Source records
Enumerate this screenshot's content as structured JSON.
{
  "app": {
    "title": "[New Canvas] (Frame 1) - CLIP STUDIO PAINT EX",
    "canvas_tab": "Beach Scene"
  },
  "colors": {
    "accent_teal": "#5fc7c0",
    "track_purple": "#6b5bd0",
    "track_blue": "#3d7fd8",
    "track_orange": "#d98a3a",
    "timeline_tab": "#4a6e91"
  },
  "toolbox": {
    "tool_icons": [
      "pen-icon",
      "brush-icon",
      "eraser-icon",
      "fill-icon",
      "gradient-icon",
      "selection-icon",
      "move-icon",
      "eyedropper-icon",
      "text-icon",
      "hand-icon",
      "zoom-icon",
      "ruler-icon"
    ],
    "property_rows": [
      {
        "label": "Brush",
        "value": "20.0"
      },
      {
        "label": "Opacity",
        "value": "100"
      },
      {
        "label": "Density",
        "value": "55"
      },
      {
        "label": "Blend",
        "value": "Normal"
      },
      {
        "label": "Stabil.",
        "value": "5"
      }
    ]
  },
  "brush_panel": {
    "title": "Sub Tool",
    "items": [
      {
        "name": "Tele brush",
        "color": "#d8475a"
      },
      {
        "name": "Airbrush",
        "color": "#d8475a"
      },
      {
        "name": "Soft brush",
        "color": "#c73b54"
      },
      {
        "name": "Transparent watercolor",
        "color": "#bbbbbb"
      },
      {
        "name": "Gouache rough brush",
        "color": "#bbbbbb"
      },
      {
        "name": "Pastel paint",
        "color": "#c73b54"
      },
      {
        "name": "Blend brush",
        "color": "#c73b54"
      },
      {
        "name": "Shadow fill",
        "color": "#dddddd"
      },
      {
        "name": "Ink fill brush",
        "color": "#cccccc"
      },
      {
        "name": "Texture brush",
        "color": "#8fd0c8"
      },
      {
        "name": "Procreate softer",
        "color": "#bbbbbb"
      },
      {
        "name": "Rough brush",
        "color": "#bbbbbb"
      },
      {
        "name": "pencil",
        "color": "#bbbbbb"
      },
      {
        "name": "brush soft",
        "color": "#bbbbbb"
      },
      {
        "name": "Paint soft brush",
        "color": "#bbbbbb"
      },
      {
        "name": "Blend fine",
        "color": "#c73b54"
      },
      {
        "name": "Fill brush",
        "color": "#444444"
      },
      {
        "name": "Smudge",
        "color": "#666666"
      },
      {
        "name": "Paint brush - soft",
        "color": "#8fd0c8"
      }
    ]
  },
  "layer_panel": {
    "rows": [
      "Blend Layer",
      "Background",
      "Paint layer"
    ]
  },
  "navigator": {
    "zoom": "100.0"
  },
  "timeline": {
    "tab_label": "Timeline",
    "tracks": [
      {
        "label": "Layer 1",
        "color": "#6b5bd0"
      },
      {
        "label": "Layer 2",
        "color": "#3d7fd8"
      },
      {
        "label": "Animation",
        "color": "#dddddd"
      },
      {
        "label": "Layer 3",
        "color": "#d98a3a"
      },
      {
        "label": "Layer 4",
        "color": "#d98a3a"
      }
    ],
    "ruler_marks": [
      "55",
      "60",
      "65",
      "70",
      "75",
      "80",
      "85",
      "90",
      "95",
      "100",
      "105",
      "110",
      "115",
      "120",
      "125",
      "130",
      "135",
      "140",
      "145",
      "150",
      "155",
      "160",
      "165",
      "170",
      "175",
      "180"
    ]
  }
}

▸ Task directions
Give every line of the material that includes the string "title".

▸ Result of this task
    "title": "[New Canvas] (Frame 1) - CLIP STUDIO PAINT EX",
    "title": "Sub Tool",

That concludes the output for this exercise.